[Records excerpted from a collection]
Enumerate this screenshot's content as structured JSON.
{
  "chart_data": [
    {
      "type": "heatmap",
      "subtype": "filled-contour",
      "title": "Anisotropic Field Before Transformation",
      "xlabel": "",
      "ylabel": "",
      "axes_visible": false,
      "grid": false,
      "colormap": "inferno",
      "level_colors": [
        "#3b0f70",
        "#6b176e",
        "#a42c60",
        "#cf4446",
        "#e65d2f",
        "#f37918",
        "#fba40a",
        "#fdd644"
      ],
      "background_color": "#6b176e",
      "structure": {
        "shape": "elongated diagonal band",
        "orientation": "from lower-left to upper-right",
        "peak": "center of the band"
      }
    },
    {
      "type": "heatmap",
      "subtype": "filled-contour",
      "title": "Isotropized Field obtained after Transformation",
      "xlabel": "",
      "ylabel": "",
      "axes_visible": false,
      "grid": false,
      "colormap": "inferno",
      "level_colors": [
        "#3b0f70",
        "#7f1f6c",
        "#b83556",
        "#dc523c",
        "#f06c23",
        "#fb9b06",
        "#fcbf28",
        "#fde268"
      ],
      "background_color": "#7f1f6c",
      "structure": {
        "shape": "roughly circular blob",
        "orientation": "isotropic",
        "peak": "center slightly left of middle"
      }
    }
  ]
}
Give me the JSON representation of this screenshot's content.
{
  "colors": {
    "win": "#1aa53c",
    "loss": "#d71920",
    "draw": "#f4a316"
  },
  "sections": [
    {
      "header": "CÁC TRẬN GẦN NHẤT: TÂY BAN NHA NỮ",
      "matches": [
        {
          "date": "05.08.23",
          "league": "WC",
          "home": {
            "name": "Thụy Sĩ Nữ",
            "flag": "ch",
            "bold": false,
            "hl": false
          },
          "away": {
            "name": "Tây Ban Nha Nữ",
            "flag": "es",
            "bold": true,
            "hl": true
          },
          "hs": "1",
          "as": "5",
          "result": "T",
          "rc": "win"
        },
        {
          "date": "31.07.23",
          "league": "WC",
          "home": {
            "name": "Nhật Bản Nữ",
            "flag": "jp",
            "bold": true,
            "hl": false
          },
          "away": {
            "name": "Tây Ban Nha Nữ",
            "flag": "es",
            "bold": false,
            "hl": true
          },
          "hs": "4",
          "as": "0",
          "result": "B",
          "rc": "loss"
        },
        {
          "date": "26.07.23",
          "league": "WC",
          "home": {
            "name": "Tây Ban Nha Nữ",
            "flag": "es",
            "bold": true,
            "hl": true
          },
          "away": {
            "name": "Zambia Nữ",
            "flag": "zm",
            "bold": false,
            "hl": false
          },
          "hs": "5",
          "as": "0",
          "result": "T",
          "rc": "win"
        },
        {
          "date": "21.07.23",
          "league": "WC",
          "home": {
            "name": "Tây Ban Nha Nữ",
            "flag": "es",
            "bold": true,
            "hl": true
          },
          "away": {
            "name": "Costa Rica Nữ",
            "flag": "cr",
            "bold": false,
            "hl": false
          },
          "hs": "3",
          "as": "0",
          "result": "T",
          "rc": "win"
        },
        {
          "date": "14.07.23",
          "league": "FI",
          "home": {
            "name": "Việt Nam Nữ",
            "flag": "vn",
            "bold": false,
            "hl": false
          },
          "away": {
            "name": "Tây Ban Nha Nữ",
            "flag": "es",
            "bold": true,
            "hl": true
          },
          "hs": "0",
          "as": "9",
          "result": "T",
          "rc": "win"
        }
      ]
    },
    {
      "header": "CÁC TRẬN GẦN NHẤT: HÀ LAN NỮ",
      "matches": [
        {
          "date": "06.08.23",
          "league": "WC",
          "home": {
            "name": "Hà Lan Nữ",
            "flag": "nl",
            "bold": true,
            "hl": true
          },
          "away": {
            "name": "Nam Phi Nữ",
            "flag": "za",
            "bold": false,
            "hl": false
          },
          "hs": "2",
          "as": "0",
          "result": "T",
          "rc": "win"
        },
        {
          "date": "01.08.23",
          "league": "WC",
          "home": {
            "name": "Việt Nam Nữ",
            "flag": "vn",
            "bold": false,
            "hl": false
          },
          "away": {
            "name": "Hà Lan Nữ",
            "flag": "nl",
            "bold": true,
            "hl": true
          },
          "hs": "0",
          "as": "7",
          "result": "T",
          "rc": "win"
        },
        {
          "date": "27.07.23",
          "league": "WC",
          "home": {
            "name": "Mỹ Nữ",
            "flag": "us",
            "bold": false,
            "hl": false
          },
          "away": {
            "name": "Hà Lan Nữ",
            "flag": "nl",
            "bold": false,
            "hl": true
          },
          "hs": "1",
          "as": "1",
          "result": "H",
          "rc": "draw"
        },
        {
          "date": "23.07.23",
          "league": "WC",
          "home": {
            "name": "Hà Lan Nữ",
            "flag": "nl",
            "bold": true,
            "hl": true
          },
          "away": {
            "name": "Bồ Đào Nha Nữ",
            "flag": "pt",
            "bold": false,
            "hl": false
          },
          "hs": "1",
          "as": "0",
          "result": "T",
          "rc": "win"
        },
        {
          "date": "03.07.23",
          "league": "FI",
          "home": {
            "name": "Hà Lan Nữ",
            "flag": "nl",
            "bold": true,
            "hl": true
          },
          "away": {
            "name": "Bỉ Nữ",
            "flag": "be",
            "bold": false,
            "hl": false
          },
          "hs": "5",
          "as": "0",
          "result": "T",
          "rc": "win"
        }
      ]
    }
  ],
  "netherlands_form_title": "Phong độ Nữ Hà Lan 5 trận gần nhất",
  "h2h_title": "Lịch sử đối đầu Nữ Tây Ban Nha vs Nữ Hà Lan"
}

- _Exercise objective_
Out of the preceding entries, pull every line containing the string "peak".

- _Solution for this task_
        "peak": "center of the band"
        "peak": "center slightly left of middle"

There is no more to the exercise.